-- start Input data --

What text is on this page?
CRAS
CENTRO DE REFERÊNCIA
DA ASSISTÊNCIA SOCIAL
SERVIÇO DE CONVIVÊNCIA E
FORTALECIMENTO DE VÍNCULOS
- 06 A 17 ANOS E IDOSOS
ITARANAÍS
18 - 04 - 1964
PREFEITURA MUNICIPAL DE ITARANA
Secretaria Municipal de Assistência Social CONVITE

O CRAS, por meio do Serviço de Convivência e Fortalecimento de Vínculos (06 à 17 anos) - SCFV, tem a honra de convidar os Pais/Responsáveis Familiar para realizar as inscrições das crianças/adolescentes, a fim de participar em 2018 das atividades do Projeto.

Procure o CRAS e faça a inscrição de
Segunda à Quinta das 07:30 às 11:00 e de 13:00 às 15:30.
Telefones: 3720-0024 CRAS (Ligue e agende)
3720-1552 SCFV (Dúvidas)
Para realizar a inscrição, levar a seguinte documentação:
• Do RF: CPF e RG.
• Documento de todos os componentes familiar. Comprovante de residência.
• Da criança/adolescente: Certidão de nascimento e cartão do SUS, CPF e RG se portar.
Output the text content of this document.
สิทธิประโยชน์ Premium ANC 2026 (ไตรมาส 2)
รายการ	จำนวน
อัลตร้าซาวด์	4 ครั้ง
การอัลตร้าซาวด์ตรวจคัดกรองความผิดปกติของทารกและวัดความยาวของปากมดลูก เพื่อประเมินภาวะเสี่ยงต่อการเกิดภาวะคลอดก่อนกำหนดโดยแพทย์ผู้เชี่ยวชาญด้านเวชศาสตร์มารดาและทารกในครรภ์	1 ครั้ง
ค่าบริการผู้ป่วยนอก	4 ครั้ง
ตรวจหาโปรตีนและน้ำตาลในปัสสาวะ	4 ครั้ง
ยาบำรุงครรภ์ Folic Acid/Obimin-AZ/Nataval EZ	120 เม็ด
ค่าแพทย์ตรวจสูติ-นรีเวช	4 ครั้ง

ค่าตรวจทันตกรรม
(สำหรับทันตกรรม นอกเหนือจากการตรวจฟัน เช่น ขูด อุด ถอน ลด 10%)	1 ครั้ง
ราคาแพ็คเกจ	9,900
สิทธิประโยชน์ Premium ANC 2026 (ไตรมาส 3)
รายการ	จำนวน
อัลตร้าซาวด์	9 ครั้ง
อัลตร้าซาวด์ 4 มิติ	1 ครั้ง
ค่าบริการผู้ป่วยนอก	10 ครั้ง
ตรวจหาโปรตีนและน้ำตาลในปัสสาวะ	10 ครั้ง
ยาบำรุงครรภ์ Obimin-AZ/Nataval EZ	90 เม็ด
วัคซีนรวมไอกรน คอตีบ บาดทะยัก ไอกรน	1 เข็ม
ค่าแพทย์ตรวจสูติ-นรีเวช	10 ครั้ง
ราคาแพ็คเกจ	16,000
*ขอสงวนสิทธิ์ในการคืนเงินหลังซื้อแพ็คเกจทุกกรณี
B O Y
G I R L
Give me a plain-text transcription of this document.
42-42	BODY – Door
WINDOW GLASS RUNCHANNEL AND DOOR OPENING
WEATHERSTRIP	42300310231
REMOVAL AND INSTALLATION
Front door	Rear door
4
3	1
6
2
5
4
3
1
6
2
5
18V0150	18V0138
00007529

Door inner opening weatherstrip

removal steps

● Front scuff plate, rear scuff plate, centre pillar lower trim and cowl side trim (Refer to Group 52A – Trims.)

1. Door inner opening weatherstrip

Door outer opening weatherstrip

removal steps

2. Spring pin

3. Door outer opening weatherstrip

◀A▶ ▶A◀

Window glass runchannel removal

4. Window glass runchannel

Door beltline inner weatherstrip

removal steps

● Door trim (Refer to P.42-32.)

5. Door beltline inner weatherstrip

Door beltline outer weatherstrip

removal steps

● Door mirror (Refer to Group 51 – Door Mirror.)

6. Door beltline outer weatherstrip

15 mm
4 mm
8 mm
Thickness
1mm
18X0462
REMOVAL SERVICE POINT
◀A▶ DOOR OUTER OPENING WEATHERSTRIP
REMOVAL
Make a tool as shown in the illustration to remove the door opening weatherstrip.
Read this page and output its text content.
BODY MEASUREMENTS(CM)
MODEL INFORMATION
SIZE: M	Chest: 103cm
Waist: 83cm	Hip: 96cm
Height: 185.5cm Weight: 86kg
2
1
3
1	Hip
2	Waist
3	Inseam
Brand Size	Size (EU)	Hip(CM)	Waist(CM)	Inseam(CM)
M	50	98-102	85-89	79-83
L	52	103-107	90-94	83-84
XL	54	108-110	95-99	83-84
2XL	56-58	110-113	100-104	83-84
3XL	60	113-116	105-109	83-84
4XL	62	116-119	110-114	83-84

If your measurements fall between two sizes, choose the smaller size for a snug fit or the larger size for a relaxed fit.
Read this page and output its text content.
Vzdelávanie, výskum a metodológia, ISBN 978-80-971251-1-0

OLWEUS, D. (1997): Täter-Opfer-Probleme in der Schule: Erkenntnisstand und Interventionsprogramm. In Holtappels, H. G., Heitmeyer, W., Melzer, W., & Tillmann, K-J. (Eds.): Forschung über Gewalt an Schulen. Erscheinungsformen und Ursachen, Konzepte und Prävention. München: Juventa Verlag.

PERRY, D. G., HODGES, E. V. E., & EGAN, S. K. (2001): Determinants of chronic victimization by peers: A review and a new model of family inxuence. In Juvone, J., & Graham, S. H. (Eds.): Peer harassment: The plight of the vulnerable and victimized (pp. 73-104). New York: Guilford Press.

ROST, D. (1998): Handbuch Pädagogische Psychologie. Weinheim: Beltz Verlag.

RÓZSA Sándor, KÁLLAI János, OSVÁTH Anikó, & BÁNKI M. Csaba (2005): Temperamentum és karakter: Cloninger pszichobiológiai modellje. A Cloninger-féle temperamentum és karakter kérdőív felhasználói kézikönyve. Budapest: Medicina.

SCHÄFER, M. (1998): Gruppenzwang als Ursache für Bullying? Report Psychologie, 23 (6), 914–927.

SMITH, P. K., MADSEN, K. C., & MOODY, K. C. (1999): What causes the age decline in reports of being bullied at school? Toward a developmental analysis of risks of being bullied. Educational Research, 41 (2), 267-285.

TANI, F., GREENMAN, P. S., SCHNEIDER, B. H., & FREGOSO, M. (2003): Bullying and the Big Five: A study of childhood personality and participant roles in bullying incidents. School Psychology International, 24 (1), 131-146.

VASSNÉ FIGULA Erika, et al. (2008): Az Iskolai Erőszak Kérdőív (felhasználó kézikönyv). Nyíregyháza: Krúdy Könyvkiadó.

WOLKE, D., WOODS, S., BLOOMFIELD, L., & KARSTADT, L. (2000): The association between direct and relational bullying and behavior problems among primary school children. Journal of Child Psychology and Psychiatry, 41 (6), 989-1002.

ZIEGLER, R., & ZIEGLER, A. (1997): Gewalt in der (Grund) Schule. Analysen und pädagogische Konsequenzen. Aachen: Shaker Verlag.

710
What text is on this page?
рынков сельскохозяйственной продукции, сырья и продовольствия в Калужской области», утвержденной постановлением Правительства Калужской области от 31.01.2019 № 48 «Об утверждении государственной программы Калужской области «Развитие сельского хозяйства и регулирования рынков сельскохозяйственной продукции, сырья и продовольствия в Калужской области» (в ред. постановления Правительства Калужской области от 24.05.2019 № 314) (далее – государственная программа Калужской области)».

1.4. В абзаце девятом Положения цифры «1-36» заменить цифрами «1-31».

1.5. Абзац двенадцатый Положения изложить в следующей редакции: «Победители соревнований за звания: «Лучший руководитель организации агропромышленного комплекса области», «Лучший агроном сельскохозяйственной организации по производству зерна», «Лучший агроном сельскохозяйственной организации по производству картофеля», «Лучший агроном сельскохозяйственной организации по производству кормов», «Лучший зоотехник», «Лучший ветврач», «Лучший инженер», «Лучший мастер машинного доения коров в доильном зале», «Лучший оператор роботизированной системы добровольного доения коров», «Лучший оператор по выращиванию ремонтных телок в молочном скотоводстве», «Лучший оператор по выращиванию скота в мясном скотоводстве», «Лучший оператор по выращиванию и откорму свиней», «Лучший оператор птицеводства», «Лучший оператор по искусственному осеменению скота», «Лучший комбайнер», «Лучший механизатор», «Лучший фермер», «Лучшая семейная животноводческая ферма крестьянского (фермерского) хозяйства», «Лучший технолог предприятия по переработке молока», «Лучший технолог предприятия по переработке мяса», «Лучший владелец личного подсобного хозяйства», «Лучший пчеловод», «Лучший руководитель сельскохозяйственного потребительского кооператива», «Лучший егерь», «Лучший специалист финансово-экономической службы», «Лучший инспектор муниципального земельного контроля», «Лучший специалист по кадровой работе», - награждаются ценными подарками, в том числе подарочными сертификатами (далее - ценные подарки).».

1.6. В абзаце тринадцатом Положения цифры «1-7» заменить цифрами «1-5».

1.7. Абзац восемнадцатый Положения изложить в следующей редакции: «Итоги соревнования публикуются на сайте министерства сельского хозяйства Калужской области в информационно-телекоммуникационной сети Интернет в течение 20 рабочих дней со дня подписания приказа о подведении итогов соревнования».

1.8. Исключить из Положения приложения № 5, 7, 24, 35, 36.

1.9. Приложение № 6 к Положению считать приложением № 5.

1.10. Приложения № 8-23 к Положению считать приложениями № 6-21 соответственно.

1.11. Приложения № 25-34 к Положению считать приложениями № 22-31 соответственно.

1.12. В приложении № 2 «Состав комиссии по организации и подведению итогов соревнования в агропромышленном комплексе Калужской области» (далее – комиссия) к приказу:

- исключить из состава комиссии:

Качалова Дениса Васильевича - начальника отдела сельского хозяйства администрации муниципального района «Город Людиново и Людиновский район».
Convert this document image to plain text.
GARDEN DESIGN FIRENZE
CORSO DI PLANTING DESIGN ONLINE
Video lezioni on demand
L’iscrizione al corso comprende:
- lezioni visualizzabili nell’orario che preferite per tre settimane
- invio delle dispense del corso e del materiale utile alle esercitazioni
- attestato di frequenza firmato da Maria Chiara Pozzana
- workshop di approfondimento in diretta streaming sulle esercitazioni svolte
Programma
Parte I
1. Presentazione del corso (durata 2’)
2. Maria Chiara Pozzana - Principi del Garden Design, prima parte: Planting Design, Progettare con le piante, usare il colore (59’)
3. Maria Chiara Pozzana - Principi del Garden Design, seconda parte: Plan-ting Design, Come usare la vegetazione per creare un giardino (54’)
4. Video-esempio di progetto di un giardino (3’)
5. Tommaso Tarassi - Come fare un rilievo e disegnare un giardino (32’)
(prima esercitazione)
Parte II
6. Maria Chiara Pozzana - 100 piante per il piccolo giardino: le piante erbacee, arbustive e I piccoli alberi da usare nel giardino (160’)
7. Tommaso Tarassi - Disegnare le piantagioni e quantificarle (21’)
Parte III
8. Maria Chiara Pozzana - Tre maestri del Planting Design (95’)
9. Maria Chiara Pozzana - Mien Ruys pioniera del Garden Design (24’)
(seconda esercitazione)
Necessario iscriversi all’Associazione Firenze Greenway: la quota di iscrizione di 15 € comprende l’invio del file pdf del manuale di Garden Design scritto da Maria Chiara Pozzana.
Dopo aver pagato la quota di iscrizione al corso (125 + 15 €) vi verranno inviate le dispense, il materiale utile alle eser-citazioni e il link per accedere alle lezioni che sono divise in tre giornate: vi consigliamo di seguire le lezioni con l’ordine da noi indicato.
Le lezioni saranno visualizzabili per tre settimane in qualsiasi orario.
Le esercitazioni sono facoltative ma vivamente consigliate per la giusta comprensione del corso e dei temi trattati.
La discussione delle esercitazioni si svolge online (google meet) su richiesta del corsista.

-- end Input data --

▶ **What to produce**
Identify each line in the entries with the word "piante" and copy it.

▶ **Task answer**
2. Maria Chiara Pozzana - Principi del Garden Design, prima parte: Planting Design, Progettare con le piante, usare il colore (59’)
6. Maria Chiara Pozzana - 100 piante per il piccolo giardino: le piante erbacee, arbustive e I piccoli alberi da usare nel giardino (160’)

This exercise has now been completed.